* [The exercise]: Show every line below where "label" can be found.

[Extracted data entries]
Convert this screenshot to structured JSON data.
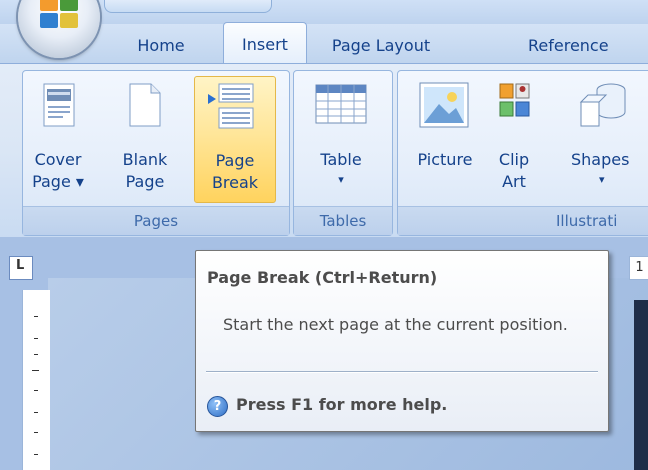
{
  "ribbon": {
    "tabs": [
      "Home",
      "Insert",
      "Page Layout",
      "Reference"
    ],
    "active_tab": "Insert",
    "groups": {
      "pages": {
        "label": "Pages",
        "buttons": [
          {
            "line1": "Cover",
            "line2": "Page ▾",
            "icon": "cover-page-icon"
          },
          {
            "line1": "Blank",
            "line2": "Page",
            "icon": "blank-page-icon"
          },
          {
            "line1": "Page",
            "line2": "Break",
            "icon": "page-break-icon"
          }
        ]
      },
      "tables": {
        "label": "Tables",
        "buttons": [
          {
            "line1": "Table",
            "line2": "▾",
            "icon": "table-icon"
          }
        ]
      },
      "illustrations": {
        "label": "Illustrati",
        "buttons": [
          {
            "line1": "Picture",
            "line2": "",
            "icon": "picture-icon"
          },
          {
            "line1": "Clip",
            "line2": "Art",
            "icon": "clip-art-icon"
          },
          {
            "line1": "Shapes",
            "line2": "▾",
            "icon": "shapes-icon"
          }
        ]
      }
    }
  },
  "ruler": {
    "corner_glyph": "L",
    "h_number": "1"
  },
  "tooltip": {
    "title": "Page Break (Ctrl+Return)",
    "description": "Start the next page at the current position.",
    "help": "Press F1 for more help.",
    "help_glyph": "?"
  },
  "colors": {
    "accent": "#15428b",
    "hover": "#ffd35e"
  }
}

* [Finished exercise]:
        "label": "Pages",
        "label": "Tables",
        "label": "Illustrati",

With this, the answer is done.